─── DATA FOR THIS EXERCISE

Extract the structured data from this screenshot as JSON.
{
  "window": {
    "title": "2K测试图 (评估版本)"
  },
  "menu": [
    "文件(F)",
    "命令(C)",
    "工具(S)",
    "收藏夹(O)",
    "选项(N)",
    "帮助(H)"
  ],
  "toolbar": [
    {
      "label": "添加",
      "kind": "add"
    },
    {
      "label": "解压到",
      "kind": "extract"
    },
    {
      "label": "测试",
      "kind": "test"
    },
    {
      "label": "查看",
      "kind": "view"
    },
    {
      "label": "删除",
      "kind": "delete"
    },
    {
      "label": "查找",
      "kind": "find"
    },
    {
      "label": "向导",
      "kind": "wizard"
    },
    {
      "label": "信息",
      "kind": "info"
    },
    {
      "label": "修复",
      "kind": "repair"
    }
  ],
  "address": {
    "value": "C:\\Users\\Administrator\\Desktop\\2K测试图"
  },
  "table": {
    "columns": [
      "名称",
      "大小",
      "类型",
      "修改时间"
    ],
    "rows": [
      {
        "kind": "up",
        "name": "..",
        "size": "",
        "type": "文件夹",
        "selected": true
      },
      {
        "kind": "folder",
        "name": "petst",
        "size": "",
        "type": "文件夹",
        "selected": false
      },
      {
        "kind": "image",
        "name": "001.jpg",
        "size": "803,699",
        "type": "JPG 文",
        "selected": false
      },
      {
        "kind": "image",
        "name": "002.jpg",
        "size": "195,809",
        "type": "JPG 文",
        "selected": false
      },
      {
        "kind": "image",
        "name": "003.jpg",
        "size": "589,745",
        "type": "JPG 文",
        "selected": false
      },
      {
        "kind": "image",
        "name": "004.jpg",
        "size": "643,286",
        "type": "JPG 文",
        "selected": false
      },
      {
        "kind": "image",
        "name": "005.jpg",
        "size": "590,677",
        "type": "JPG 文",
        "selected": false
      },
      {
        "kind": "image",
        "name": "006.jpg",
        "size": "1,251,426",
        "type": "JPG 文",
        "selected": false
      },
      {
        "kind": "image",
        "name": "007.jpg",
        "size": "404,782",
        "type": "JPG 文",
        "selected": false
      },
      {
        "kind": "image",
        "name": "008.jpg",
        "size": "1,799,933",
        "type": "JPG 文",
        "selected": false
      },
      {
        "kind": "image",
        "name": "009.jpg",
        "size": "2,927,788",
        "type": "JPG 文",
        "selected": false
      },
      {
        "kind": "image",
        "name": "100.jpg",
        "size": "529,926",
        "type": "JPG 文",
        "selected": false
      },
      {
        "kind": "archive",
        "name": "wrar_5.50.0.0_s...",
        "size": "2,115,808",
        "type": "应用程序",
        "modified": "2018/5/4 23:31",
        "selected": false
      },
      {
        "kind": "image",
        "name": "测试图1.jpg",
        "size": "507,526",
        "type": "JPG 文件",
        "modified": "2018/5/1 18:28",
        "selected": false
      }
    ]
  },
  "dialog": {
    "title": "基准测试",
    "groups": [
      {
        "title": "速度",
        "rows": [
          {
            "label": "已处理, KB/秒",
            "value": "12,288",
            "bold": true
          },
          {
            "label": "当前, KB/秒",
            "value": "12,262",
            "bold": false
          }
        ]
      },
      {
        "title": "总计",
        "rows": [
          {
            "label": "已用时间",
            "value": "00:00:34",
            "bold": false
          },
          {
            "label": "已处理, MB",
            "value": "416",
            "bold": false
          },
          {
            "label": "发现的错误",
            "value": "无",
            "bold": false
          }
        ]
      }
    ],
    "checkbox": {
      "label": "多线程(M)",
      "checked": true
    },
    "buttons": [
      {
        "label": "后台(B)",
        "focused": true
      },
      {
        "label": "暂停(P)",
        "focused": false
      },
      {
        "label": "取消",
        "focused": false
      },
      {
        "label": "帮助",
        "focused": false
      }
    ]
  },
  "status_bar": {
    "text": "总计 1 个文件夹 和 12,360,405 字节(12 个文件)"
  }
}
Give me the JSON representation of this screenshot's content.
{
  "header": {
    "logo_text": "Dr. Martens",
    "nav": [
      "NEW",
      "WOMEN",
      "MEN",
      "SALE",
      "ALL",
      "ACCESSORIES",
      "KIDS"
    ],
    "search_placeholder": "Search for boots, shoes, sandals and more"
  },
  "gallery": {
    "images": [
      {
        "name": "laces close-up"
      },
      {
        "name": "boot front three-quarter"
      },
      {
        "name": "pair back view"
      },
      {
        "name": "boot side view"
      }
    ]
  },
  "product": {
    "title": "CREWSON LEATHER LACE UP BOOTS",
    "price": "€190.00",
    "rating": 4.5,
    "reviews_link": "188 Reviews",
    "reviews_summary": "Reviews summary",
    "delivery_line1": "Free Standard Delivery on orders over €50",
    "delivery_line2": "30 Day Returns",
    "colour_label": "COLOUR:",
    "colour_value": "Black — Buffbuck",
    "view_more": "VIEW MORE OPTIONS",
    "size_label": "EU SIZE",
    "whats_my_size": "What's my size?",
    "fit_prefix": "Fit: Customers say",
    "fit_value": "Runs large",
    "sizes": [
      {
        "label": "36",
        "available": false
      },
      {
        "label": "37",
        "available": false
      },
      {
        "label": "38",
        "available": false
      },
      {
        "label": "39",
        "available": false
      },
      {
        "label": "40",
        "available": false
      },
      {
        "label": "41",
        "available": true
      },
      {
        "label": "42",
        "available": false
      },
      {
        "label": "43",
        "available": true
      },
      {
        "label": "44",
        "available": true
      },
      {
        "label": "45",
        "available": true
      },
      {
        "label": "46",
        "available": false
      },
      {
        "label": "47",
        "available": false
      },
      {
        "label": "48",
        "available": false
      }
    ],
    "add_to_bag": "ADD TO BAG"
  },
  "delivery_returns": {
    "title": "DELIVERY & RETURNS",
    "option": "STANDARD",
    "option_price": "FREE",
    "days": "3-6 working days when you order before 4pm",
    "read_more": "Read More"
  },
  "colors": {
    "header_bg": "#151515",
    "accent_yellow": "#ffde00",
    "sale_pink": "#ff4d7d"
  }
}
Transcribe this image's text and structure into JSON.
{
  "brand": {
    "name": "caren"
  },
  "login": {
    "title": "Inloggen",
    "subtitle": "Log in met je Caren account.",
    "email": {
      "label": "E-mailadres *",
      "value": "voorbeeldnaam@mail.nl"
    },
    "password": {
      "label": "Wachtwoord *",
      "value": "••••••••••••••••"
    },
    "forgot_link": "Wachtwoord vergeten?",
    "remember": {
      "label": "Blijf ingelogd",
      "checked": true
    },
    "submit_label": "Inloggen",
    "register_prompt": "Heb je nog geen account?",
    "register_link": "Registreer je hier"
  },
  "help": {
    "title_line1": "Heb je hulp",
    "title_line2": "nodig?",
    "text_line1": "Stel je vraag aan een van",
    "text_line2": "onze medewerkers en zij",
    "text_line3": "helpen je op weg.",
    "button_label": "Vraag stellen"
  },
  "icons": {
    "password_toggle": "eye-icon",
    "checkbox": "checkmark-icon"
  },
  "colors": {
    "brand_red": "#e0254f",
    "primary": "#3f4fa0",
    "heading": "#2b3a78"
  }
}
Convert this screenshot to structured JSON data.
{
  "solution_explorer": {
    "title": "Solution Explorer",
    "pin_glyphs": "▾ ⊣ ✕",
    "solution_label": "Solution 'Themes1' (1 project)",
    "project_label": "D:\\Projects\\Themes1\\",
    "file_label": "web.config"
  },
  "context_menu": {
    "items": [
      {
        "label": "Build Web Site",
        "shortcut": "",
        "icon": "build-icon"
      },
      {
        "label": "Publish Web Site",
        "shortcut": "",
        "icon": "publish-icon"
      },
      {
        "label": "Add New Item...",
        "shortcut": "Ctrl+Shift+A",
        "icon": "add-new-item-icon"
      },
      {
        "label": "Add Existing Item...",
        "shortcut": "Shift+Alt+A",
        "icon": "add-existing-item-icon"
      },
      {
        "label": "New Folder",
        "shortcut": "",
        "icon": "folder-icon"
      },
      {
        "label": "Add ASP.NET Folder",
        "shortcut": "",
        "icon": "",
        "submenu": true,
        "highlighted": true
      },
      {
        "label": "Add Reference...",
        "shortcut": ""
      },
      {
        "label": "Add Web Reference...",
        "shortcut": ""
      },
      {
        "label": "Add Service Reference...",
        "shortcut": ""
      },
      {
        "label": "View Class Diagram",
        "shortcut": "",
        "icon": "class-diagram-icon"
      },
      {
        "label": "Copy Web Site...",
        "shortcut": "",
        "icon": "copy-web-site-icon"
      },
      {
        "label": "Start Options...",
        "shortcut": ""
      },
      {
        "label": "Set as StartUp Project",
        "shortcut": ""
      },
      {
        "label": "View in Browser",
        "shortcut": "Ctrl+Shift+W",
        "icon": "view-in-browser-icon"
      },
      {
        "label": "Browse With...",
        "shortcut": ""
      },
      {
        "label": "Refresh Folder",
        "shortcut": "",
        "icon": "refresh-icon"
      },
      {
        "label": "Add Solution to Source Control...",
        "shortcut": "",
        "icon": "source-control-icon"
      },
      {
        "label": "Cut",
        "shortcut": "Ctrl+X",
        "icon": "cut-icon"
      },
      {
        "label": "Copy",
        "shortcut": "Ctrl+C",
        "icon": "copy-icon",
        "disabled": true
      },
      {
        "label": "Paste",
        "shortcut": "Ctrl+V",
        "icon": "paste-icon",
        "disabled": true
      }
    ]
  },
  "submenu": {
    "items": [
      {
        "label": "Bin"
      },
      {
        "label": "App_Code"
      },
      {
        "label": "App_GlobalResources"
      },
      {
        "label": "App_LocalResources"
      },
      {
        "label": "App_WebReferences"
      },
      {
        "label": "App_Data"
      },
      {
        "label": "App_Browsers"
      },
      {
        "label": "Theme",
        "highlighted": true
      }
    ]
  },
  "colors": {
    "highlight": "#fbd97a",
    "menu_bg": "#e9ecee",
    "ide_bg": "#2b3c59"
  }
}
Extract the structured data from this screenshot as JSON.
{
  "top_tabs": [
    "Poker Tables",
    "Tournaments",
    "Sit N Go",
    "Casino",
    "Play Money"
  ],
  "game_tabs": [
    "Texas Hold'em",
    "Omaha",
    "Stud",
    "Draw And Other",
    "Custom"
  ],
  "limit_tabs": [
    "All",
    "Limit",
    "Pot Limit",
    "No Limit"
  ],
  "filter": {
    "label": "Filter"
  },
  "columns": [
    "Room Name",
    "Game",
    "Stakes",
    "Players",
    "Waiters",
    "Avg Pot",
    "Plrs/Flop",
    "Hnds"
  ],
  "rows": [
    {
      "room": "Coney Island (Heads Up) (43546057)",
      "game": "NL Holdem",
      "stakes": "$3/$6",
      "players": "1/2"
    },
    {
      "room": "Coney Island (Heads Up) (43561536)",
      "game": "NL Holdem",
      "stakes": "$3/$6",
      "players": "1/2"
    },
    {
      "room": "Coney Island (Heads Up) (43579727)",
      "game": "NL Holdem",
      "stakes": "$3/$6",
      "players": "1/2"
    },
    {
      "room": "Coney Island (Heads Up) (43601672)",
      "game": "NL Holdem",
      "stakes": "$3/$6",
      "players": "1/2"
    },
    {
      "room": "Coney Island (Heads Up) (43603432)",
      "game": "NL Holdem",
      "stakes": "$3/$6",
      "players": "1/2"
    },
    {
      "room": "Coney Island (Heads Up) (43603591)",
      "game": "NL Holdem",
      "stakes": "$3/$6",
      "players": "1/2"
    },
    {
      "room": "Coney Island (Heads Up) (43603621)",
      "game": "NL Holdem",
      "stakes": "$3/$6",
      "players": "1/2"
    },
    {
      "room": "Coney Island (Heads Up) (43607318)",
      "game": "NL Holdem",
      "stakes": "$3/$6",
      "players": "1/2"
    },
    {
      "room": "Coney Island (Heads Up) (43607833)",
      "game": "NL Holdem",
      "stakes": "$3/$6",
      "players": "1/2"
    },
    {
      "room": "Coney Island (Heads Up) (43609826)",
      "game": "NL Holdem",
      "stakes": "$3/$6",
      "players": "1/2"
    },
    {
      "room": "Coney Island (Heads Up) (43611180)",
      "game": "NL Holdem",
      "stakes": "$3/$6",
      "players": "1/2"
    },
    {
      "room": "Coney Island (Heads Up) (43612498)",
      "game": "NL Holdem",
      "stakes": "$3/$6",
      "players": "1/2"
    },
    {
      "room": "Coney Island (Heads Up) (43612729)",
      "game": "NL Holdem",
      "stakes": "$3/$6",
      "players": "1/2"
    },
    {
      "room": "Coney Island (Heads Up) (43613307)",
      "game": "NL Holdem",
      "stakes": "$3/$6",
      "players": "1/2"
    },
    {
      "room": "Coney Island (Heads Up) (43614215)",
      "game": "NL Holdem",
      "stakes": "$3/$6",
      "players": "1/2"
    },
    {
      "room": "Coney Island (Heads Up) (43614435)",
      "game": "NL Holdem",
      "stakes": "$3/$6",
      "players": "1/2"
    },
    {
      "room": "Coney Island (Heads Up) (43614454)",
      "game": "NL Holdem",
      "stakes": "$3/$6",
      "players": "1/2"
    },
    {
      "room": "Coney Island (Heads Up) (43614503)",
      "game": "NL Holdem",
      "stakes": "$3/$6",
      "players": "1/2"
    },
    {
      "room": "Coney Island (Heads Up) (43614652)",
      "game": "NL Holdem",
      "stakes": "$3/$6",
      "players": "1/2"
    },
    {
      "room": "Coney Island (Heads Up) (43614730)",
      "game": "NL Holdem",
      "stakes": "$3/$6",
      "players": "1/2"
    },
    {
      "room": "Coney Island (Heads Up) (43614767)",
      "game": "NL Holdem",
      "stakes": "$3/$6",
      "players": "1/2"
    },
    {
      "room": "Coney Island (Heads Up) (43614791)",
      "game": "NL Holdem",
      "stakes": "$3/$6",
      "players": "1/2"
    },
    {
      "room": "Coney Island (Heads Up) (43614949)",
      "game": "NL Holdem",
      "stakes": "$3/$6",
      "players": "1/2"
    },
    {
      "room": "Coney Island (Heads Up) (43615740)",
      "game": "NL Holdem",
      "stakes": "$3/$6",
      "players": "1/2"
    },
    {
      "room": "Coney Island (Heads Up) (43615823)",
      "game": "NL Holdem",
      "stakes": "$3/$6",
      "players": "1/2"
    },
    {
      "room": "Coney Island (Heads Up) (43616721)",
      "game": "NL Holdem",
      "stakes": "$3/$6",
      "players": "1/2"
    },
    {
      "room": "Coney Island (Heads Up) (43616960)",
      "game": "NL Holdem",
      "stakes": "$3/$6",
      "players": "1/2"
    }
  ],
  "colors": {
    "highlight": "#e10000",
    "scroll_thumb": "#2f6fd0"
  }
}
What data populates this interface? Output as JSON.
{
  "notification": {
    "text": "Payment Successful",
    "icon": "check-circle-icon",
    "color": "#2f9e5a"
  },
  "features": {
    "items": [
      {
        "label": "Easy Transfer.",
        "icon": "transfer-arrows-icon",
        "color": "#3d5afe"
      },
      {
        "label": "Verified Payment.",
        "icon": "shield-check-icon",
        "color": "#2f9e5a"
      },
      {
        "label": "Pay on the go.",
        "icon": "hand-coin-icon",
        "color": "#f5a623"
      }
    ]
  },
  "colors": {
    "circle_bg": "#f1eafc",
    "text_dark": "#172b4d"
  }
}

──────

● CHALLENGE
Repeat only the stretch of lines that opens with the line containing "What data populates" and closes with the final line of the entries, both included, exactly as written.

● TASK ANSWER
What data populates this interface? Output as JSON.
{
  "notification": {
    "text": "Payment Successful",
    "icon": "check-circle-icon",
    "color": "#2f9e5a"
  },
  "features": {
    "items": [
      {
        "label": "Easy Transfer.",
        "icon": "transfer-arrows-icon",
        "color": "#3d5afe"
      },
      {
        "label": "Verified Payment.",
        "icon": "shield-check-icon",
        "color": "#2f9e5a"
      },
      {
        "label": "Pay on the go.",
        "icon": "hand-coin-icon",
        "color": "#f5a623"
      }
    ]
  },
  "colors": {
    "circle_bg": "#f1eafc",
    "text_dark": "#172b4d"
  }
}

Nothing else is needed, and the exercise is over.